-- begin Records to use --
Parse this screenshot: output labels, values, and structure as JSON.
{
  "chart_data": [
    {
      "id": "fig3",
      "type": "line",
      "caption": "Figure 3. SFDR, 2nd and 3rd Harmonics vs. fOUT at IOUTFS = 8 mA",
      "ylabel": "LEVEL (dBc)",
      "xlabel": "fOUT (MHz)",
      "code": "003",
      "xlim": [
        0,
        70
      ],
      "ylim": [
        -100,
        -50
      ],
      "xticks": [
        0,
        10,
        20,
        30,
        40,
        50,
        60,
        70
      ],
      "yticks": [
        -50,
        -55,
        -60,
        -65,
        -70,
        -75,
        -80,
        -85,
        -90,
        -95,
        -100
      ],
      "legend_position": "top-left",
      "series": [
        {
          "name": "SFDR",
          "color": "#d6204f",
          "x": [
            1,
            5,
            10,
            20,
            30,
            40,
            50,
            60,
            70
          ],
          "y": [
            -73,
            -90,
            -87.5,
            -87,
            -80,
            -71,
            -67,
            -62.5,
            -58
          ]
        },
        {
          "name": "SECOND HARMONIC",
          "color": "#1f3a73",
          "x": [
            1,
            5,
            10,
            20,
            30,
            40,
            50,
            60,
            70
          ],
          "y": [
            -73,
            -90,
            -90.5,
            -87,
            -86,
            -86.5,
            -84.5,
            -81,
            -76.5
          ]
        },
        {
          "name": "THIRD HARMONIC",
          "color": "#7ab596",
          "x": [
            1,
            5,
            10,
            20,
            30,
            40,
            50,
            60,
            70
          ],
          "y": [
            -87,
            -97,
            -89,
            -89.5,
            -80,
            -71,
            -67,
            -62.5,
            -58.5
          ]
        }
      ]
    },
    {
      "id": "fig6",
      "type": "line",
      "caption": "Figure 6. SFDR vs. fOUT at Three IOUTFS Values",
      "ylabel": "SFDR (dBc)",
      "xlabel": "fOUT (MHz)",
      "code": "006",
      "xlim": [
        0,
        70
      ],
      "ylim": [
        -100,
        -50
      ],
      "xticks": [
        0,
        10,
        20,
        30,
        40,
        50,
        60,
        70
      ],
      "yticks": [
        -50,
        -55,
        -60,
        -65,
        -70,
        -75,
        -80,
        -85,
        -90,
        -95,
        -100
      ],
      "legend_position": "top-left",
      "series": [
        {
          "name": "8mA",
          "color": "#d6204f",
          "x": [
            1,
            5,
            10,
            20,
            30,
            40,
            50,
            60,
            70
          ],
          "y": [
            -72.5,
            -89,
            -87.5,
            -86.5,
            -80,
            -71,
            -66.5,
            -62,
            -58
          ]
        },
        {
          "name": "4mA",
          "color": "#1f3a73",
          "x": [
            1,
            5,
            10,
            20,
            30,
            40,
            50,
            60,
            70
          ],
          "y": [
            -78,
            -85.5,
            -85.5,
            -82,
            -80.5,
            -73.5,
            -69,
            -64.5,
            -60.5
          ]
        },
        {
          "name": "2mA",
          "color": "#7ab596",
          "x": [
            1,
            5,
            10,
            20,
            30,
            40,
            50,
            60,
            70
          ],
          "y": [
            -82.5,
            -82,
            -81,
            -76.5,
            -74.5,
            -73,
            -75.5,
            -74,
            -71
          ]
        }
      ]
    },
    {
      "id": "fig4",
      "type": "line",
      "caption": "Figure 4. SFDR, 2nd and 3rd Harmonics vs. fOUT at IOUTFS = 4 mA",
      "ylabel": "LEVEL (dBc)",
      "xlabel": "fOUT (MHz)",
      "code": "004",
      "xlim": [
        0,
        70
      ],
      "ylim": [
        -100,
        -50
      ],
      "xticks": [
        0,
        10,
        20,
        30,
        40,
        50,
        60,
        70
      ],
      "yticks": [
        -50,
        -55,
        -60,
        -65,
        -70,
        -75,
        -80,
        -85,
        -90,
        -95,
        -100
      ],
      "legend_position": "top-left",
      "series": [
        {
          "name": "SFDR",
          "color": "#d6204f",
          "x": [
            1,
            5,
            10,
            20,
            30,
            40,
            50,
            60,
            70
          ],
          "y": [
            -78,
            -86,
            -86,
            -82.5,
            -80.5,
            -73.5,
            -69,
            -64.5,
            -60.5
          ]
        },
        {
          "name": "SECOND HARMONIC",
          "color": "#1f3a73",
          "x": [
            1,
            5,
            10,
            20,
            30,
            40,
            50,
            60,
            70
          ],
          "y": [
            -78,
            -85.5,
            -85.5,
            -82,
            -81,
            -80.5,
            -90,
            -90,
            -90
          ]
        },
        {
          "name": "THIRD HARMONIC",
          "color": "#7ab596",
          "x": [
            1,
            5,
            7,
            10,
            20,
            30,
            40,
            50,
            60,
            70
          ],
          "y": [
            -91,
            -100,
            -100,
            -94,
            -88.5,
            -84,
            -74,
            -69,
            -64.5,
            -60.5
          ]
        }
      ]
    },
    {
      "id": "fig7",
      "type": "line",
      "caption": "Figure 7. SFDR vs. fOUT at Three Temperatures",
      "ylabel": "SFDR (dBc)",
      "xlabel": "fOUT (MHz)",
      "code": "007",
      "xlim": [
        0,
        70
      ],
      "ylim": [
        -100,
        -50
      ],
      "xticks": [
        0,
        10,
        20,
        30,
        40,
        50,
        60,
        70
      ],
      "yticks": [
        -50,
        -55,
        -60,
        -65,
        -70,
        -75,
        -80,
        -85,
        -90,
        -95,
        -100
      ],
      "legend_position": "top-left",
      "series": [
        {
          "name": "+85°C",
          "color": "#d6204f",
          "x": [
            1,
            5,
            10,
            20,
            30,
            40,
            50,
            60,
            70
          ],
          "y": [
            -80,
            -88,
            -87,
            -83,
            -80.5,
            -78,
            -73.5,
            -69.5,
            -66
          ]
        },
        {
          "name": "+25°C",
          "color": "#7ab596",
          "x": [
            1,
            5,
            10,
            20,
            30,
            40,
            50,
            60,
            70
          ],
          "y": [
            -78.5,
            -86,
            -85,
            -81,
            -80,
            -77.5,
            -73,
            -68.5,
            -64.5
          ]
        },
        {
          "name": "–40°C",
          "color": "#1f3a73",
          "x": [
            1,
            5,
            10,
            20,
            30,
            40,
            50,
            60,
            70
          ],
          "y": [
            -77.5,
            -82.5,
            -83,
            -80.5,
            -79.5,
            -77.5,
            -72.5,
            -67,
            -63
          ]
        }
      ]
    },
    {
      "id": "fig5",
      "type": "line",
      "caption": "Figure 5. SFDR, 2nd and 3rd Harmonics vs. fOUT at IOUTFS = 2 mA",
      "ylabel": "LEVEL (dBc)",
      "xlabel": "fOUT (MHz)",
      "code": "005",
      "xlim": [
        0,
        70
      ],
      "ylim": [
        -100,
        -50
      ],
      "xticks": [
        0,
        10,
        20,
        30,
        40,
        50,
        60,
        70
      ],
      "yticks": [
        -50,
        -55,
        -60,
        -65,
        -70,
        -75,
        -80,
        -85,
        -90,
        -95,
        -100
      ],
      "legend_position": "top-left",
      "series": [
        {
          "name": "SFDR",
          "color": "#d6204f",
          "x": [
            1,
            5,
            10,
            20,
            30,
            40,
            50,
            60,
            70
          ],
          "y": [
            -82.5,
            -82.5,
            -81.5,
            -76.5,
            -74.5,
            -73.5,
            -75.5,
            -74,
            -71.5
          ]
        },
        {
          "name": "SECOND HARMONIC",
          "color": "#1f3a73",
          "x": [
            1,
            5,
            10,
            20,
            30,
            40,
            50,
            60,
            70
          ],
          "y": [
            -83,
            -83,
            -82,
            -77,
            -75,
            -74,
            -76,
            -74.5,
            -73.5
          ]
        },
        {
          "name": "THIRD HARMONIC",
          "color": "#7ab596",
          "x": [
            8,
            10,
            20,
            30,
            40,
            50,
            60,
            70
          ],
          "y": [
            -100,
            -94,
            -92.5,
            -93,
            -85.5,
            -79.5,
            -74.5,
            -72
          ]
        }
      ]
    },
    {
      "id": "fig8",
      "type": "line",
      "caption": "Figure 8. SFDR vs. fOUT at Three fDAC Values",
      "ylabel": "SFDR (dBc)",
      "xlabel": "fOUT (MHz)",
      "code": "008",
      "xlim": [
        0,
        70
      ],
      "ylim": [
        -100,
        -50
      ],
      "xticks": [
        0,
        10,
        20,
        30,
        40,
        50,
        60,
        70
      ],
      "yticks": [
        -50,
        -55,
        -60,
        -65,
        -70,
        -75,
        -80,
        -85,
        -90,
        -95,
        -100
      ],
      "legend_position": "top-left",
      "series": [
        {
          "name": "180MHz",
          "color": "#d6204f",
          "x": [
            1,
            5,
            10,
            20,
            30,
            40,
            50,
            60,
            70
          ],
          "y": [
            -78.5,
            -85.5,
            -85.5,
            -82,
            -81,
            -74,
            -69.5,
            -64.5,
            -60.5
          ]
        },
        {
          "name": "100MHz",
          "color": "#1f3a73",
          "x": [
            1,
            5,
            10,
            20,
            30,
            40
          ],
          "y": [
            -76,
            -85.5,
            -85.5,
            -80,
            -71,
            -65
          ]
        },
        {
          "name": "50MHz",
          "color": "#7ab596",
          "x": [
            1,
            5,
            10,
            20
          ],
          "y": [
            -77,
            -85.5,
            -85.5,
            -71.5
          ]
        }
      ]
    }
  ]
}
-- end Records to use --
Your instructions
List the lines of the entries that include "Figure".

Solution to the problem
      "caption": "Figure 3. SFDR, 2nd and 3rd Harmonics vs. fOUT at IOUTFS = 8 mA",
      "caption": "Figure 6. SFDR vs. fOUT at Three IOUTFS Values",
      "caption": "Figure 4. SFDR, 2nd and 3rd Harmonics vs. fOUT at IOUTFS = 4 mA",
      "caption": "Figure 7. SFDR vs. fOUT at Three Temperatures",
      "caption": "Figure 5. SFDR, 2nd and 3rd Harmonics vs. fOUT at IOUTFS = 2 mA",
      "caption": "Figure 8. SFDR vs. fOUT at Three fDAC Values",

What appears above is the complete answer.